→ Aim of the task
Scan the lines below for "Total"; report the number of lines that contain it, and only that.

→ Task data
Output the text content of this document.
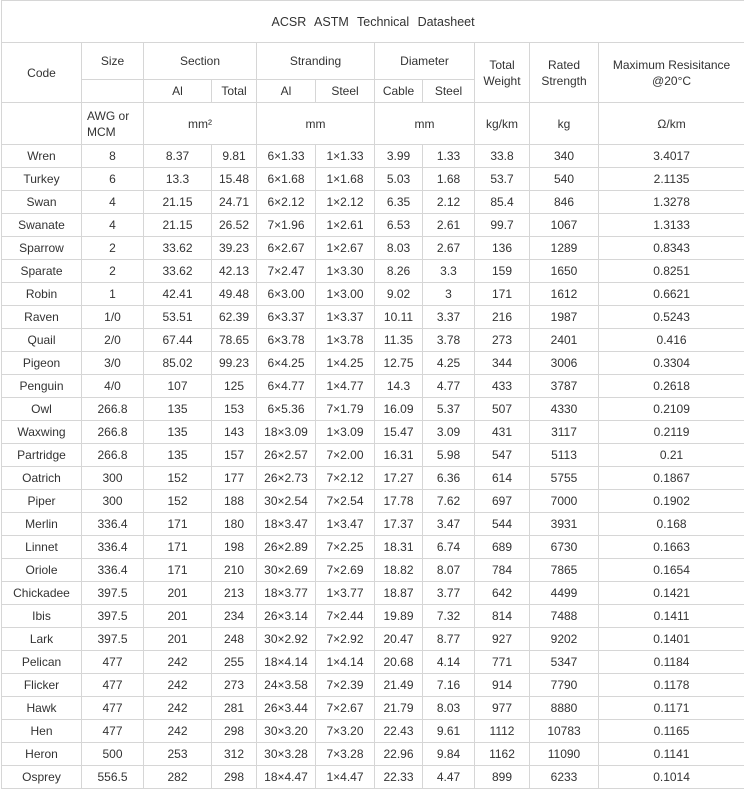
ACSR ASTM Technical Datasheet										
Code	Size	Section		Stranding		Diameter		Total Weight	Rated Strength	Maximum Resisitance @20°C
		Al	Total	Al	Steel	Cable	Steel			
	AWG or MCM	mm²		mm		mm		kg/km	kg	Ω/km
Wren	8	8.37	9.81	6×1.33	1×1.33	3.99	1.33	33.8	340	3.4017
Turkey	6	13.3	15.48	6×1.68	1×1.68	5.03	1.68	53.7	540	2.1135
Swan	4	21.15	24.71	6×2.12	1×2.12	6.35	2.12	85.4	846	1.3278
Swanate	4	21.15	26.52	7×1.96	1×2.61	6.53	2.61	99.7	1067	1.3133
Sparrow	2	33.62	39.23	6×2.67	1×2.67	8.03	2.67	136	1289	0.8343
Sparate	2	33.62	42.13	7×2.47	1×3.30	8.26	3.3	159	1650	0.8251
Robin	1	42.41	49.48	6×3.00	1×3.00	9.02	3	171	1612	0.6621
Raven	1/0	53.51	62.39	6×3.37	1×3.37	10.11	3.37	216	1987	0.5243
Quail	2/0	67.44	78.65	6×3.78	1×3.78	11.35	3.78	273	2401	0.416
Pigeon	3/0	85.02	99.23	6×4.25	1×4.25	12.75	4.25	344	3006	0.3304
Penguin	4/0	107	125	6×4.77	1×4.77	14.3	4.77	433	3787	0.2618
Owl	266.8	135	153	6×5.36	7×1.79	16.09	5.37	507	4330	0.2109
Waxwing	266.8	135	143	18×3.09	1×3.09	15.47	3.09	431	3117	0.2119
Partridge	266.8	135	157	26×2.57	7×2.00	16.31	5.98	547	5113	0.21
Oatrich	300	152	177	26×2.73	7×2.12	17.27	6.36	614	5755	0.1867
Piper	300	152	188	30×2.54	7×2.54	17.78	7.62	697	7000	0.1902
Merlin	336.4	171	180	18×3.47	1×3.47	17.37	3.47	544	3931	0.168
Linnet	336.4	171	198	26×2.89	7×2.25	18.31	6.74	689	6730	0.1663
Oriole	336.4	171	210	30×2.69	7×2.69	18.82	8.07	784	7865	0.1654
Chickadee	397.5	201	213	18×3.77	1×3.77	18.87	3.77	642	4499	0.1421
Ibis	397.5	201	234	26×3.14	7×2.44	19.89	7.32	814	7488	0.1411
Lark	397.5	201	248	30×2.92	7×2.92	20.47	8.77	927	9202	0.1401
Pelican	477	242	255	18×4.14	1×4.14	20.68	4.14	771	5347	0.1184
Flicker	477	242	273	24×3.58	7×2.39	21.49	7.16	914	7790	0.1178
Hawk	477	242	281	26×3.44	7×2.67	21.79	8.03	977	8880	0.1171
Hen	477	242	298	30×3.20	7×3.20	22.43	9.61	1112	10783	0.1165
Heron	500	253	312	30×3.28	7×3.28	22.96	9.84	1162	11090	0.1141
Osprey	556.5	282	298	18×4.47	1×4.47	22.33	4.47	899	6233	0.1014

→ Solution to this task
2